• **REQUIREMENT**
Count every line where "Ratio" occurs. Give the total alone.

Data tied to figure images
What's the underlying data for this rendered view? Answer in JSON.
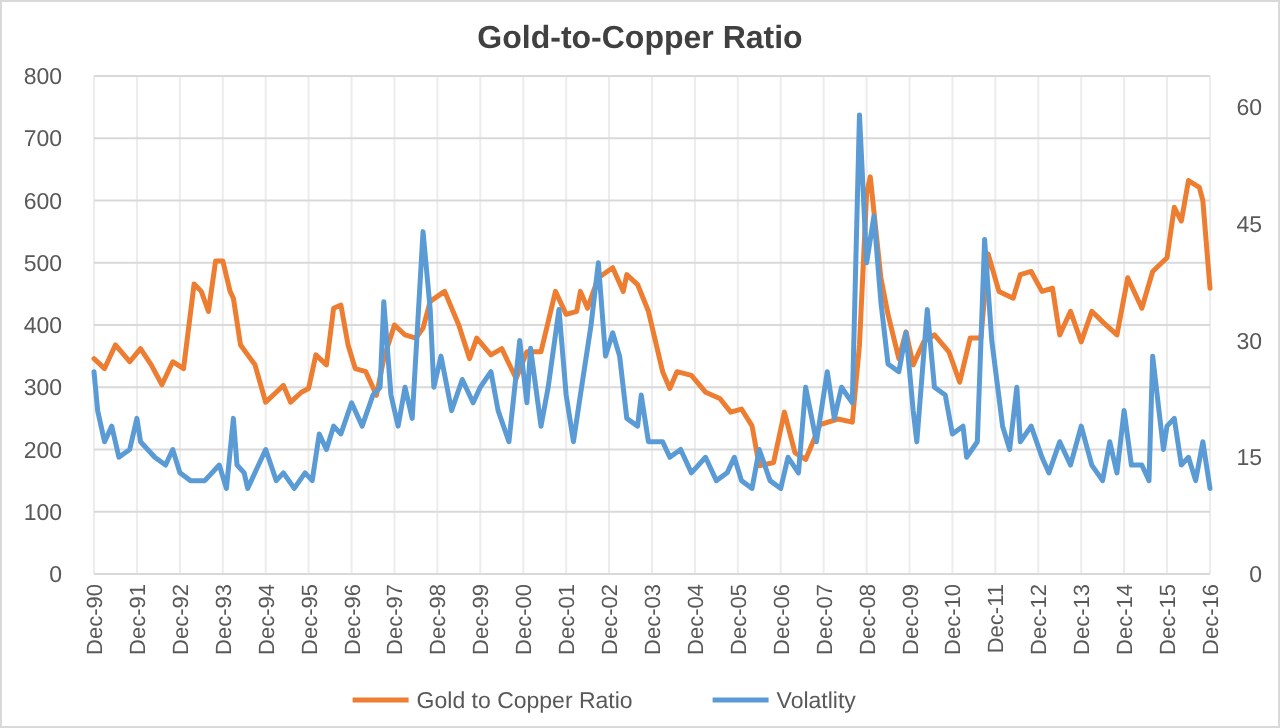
{
  "chart_data": {
    "type": "line",
    "title": "Gold-to-Copper Ratio",
    "xlim": [
      "1990-12",
      "2016-12"
    ],
    "xticks": [
      {
        "value": "1990-12",
        "label": "Dec-90"
      },
      {
        "value": "1991-12",
        "label": "Dec-91"
      },
      {
        "value": "1992-12",
        "label": "Dec-92"
      },
      {
        "value": "1993-12",
        "label": "Dec-93"
      },
      {
        "value": "1994-12",
        "label": "Dec-94"
      },
      {
        "value": "1995-12",
        "label": "Dec-95"
      },
      {
        "value": "1996-12",
        "label": "Dec-96"
      },
      {
        "value": "1997-12",
        "label": "Dec-97"
      },
      {
        "value": "1998-12",
        "label": "Dec-98"
      },
      {
        "value": "1999-12",
        "label": "Dec-99"
      },
      {
        "value": "2000-12",
        "label": "Dec-00"
      },
      {
        "value": "2001-12",
        "label": "Dec-01"
      },
      {
        "value": "2002-12",
        "label": "Dec-02"
      },
      {
        "value": "2003-12",
        "label": "Dec-03"
      },
      {
        "value": "2004-12",
        "label": "Dec-04"
      },
      {
        "value": "2005-12",
        "label": "Dec-05"
      },
      {
        "value": "2006-12",
        "label": "Dec-06"
      },
      {
        "value": "2007-12",
        "label": "Dec-07"
      },
      {
        "value": "2008-12",
        "label": "Dec-08"
      },
      {
        "value": "2009-12",
        "label": "Dec-09"
      },
      {
        "value": "2010-12",
        "label": "Dec-10"
      },
      {
        "value": "2011-12",
        "label": "Dec-11"
      },
      {
        "value": "2012-12",
        "label": "Dec-12"
      },
      {
        "value": "2013-12",
        "label": "Dec-13"
      },
      {
        "value": "2014-12",
        "label": "Dec-14"
      },
      {
        "value": "2015-12",
        "label": "Dec-15"
      },
      {
        "value": "2016-12",
        "label": "Dec-16"
      }
    ],
    "ylim": [
      0,
      800
    ],
    "yticks": [
      0,
      100,
      200,
      300,
      400,
      500,
      600,
      700,
      800
    ],
    "y2lim": [
      0,
      64
    ],
    "y2ticks": [
      0,
      15,
      30,
      45,
      60
    ],
    "grid": true,
    "legend": "bottom",
    "line_style": "solid",
    "series": [
      {
        "name": "Gold to Copper Ratio",
        "color": "#ed7d31",
        "x": [
          "1990-12",
          "1991-03",
          "1991-06",
          "1991-10",
          "1992-01",
          "1992-04",
          "1992-07",
          "1992-10",
          "1993-01",
          "1993-04",
          "1993-06",
          "1993-08",
          "1993-10",
          "1993-12",
          "1994-02",
          "1994-03",
          "1994-05",
          "1994-07",
          "1994-09",
          "1994-12",
          "1995-03",
          "1995-05",
          "1995-07",
          "1995-10",
          "1995-12",
          "1996-02",
          "1996-05",
          "1996-07",
          "1996-09",
          "1996-11",
          "1997-01",
          "1997-04",
          "1997-07",
          "1997-09",
          "1997-12",
          "1998-03",
          "1998-06",
          "1998-08",
          "1998-10",
          "1999-02",
          "1999-06",
          "1999-09",
          "1999-11",
          "2000-03",
          "2000-06",
          "2000-10",
          "2001-01",
          "2001-05",
          "2001-09",
          "2001-12",
          "2002-03",
          "2002-04",
          "2002-06",
          "2002-09",
          "2003-01",
          "2003-04",
          "2003-05",
          "2003-08",
          "2003-11",
          "2004-03",
          "2004-05",
          "2004-07",
          "2004-11",
          "2005-03",
          "2005-07",
          "2005-10",
          "2006-01",
          "2006-04",
          "2006-06",
          "2006-10",
          "2007-01",
          "2007-04",
          "2007-07",
          "2007-11",
          "2008-04",
          "2008-08",
          "2008-10",
          "2008-12",
          "2009-01",
          "2009-04",
          "2009-06",
          "2009-09",
          "2009-11",
          "2010-01",
          "2010-04",
          "2010-07",
          "2010-11",
          "2011-02",
          "2011-05",
          "2011-08",
          "2011-10",
          "2012-01",
          "2012-05",
          "2012-07",
          "2012-10",
          "2013-01",
          "2013-04",
          "2013-06",
          "2013-09",
          "2013-12",
          "2014-03",
          "2014-06",
          "2014-10",
          "2015-01",
          "2015-05",
          "2015-08",
          "2015-12",
          "2016-02",
          "2016-04",
          "2016-06",
          "2016-09",
          "2016-10",
          "2016-12"
        ],
        "values": [
          346,
          330,
          368,
          341,
          362,
          336,
          304,
          341,
          330,
          466,
          454,
          422,
          503,
          503,
          454,
          443,
          368,
          352,
          336,
          276,
          292,
          303,
          276,
          292,
          298,
          352,
          336,
          427,
          432,
          368,
          330,
          325,
          287,
          346,
          400,
          384,
          379,
          395,
          438,
          454,
          400,
          346,
          379,
          352,
          362,
          314,
          357,
          357,
          454,
          417,
          422,
          454,
          427,
          476,
          492,
          454,
          481,
          465,
          422,
          325,
          298,
          325,
          319,
          292,
          282,
          260,
          265,
          238,
          174,
          179,
          260,
          195,
          184,
          240,
          249,
          244,
          368,
          611,
          638,
          476,
          417,
          346,
          389,
          336,
          373,
          384,
          357,
          308,
          379,
          379,
          514,
          454,
          443,
          481,
          486,
          454,
          459,
          384,
          422,
          373,
          422,
          405,
          384,
          476,
          427,
          486,
          508,
          589,
          567,
          632,
          621,
          600,
          459
        ]
      },
      {
        "name": "Volatlity",
        "color": "#5b9bd5",
        "axis": "y2",
        "x": [
          "1990-12",
          "1991-01",
          "1991-03",
          "1991-05",
          "1991-07",
          "1991-10",
          "1991-12",
          "1992-01",
          "1992-05",
          "1992-08",
          "1992-10",
          "1992-12",
          "1993-03",
          "1993-07",
          "1993-11",
          "1994-01",
          "1994-03",
          "1994-04",
          "1994-06",
          "1994-07",
          "1994-10",
          "1994-12",
          "1995-03",
          "1995-05",
          "1995-08",
          "1995-11",
          "1996-01",
          "1996-03",
          "1996-05",
          "1996-07",
          "1996-09",
          "1996-12",
          "1997-03",
          "1997-06",
          "1997-08",
          "1997-09",
          "1997-11",
          "1998-01",
          "1998-03",
          "1998-05",
          "1998-08",
          "1998-10",
          "1998-11",
          "1999-01",
          "1999-04",
          "1999-07",
          "1999-10",
          "1999-12",
          "2000-03",
          "2000-05",
          "2000-08",
          "2000-11",
          "2001-01",
          "2001-02",
          "2001-05",
          "2001-07",
          "2001-10",
          "2001-12",
          "2002-02",
          "2002-04",
          "2002-07",
          "2002-09",
          "2002-11",
          "2003-01",
          "2003-03",
          "2003-05",
          "2003-08",
          "2003-09",
          "2003-11",
          "2004-03",
          "2004-05",
          "2004-08",
          "2004-11",
          "2005-03",
          "2005-06",
          "2005-09",
          "2005-11",
          "2006-01",
          "2006-04",
          "2006-06",
          "2006-09",
          "2006-12",
          "2007-02",
          "2007-05",
          "2007-07",
          "2007-10",
          "2008-01",
          "2008-03",
          "2008-05",
          "2008-08",
          "2008-10",
          "2008-12",
          "2009-02",
          "2009-04",
          "2009-06",
          "2009-09",
          "2009-11",
          "2010-01",
          "2010-02",
          "2010-05",
          "2010-07",
          "2010-10",
          "2010-12",
          "2011-03",
          "2011-04",
          "2011-07",
          "2011-09",
          "2011-11",
          "2012-02",
          "2012-04",
          "2012-06",
          "2012-07",
          "2012-10",
          "2013-01",
          "2013-03",
          "2013-06",
          "2013-09",
          "2013-12",
          "2014-03",
          "2014-06",
          "2014-08",
          "2014-10",
          "2014-12",
          "2015-02",
          "2015-05",
          "2015-07",
          "2015-08",
          "2015-11",
          "2015-12",
          "2016-02",
          "2016-04",
          "2016-06",
          "2016-08",
          "2016-10",
          "2016-12"
        ],
        "values": [
          26,
          21,
          17,
          19,
          15,
          16,
          20,
          17,
          15,
          14,
          16,
          13,
          12,
          12,
          14,
          11,
          20,
          14,
          13,
          11,
          14,
          16,
          12,
          13,
          11,
          13,
          12,
          18,
          16,
          19,
          18,
          22,
          19,
          23,
          24,
          35,
          23,
          19,
          24,
          20,
          44,
          34,
          24,
          28,
          21,
          25,
          22,
          24,
          26,
          21,
          17,
          30,
          22,
          29,
          19,
          24,
          34,
          23,
          17,
          23,
          32,
          40,
          28,
          31,
          28,
          20,
          19,
          23,
          17,
          17,
          15,
          16,
          13,
          15,
          12,
          13,
          15,
          12,
          11,
          16,
          12,
          11,
          15,
          13,
          24,
          17,
          26,
          20,
          24,
          22,
          59,
          40,
          46,
          35,
          27,
          26,
          31,
          21,
          17,
          34,
          24,
          23,
          18,
          19,
          15,
          17,
          43,
          30,
          19,
          16,
          24,
          17,
          19,
          15,
          13,
          17,
          14,
          19,
          14,
          12,
          17,
          13,
          21,
          14,
          14,
          12,
          28,
          16,
          19,
          20,
          14,
          15,
          12,
          17,
          11
        ]
      }
    ]
  }
}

• **RESULT BELOW**
2